## The exercise
Go through the listing beneath this task and return every line that carries the string "score".

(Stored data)
-------
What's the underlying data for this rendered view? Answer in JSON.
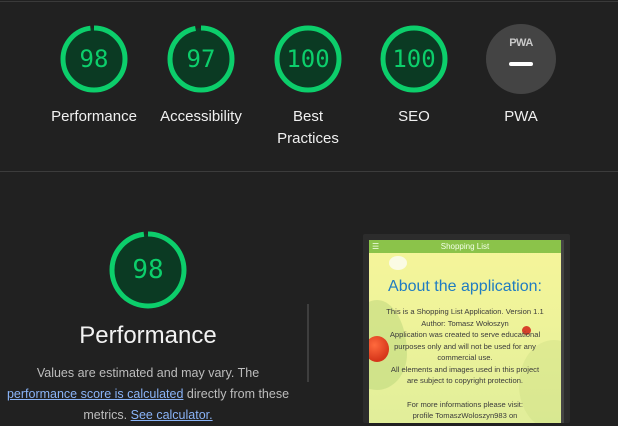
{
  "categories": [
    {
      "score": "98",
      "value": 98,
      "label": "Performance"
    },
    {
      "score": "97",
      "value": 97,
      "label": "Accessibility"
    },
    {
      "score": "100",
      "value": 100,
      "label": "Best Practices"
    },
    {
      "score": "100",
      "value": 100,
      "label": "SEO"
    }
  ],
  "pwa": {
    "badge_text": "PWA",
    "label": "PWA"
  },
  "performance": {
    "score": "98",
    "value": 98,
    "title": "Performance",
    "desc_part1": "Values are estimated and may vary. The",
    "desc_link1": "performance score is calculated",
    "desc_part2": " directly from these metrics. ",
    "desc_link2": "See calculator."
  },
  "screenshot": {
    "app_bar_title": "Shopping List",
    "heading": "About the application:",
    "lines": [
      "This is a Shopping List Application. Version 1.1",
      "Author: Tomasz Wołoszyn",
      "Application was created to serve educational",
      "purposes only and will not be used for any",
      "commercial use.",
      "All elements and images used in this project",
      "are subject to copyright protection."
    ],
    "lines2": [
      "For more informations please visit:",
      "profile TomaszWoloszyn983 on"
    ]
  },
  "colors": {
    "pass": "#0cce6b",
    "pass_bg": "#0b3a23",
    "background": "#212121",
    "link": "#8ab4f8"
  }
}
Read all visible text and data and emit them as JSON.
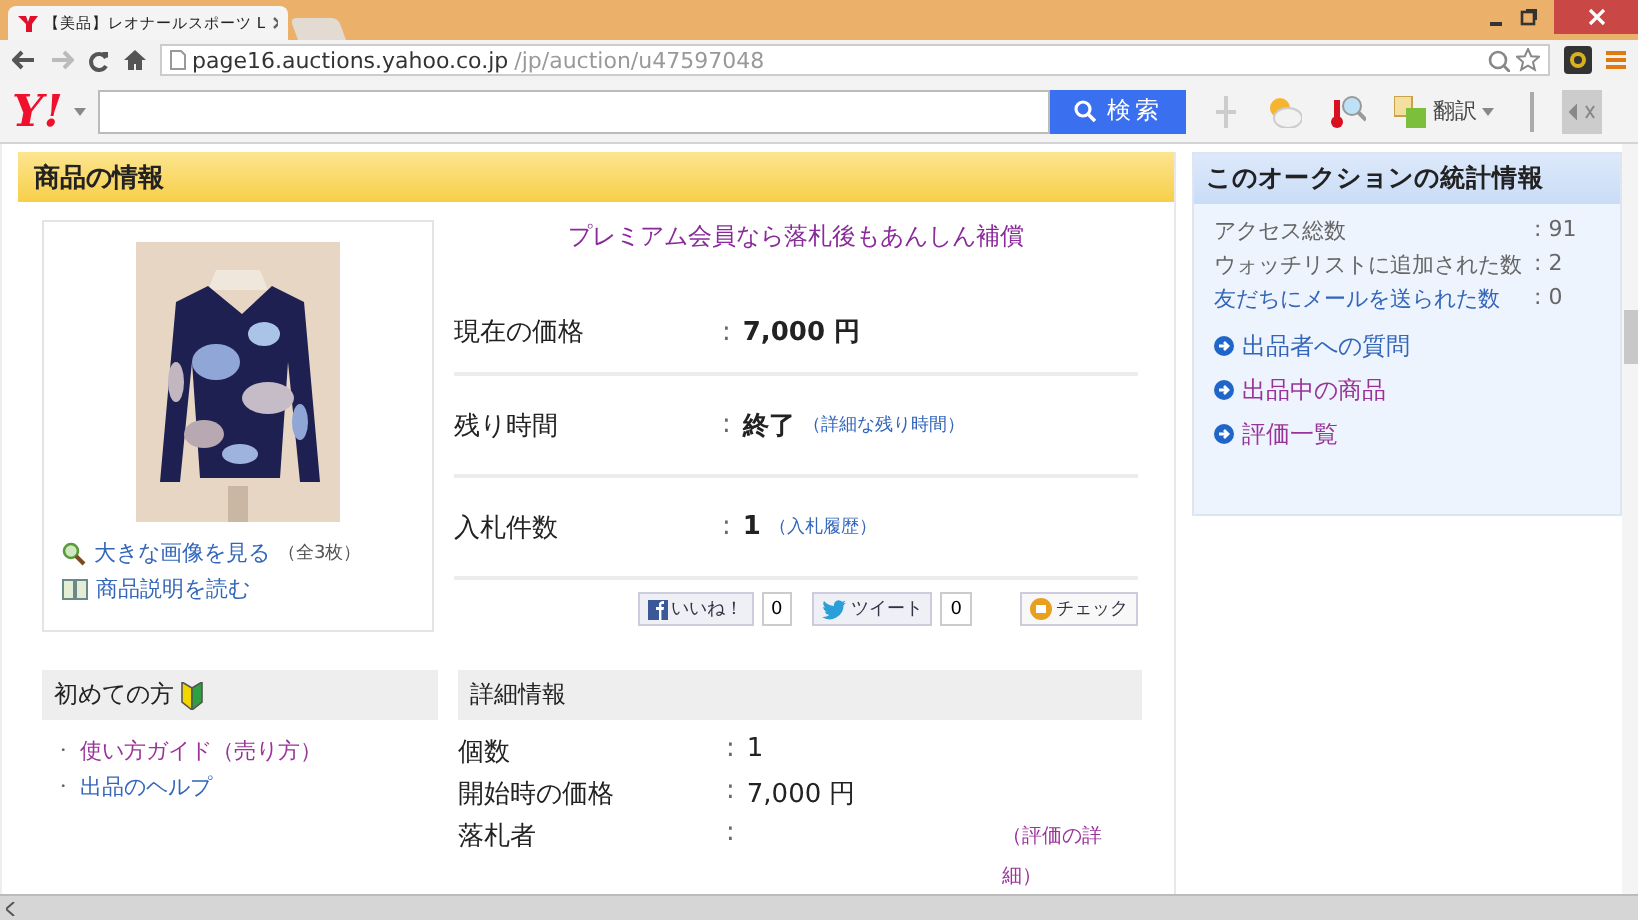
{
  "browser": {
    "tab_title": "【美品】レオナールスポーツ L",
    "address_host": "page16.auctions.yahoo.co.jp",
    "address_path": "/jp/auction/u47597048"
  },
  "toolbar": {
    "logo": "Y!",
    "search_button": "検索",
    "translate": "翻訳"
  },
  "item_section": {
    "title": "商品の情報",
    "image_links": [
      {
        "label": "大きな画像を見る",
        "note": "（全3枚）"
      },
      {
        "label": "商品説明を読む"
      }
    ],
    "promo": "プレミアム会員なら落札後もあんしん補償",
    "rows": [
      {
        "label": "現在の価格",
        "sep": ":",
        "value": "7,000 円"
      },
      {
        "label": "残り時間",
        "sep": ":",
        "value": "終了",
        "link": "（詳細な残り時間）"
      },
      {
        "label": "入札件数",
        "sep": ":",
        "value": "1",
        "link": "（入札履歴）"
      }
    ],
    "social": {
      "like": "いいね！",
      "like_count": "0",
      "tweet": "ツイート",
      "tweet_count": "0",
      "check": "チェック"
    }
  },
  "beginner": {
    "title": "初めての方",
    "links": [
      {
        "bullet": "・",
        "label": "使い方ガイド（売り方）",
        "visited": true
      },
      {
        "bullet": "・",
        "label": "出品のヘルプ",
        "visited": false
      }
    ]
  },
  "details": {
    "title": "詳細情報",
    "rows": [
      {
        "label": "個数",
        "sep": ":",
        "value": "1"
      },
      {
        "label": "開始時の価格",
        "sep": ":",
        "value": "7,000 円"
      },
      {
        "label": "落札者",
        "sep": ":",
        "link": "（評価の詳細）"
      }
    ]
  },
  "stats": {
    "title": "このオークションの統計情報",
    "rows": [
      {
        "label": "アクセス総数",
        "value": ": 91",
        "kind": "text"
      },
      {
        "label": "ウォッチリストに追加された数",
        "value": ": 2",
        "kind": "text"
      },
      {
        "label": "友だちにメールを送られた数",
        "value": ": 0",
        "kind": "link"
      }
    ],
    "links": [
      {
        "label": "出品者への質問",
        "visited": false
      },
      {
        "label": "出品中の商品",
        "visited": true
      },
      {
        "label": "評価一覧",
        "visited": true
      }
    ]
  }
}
-------
## Solution below
      "score": "98",
      "score": "97",
      "score": "100",
      "score": "100",
    "score": "98",
    "desc_link1": "performance score is calculated",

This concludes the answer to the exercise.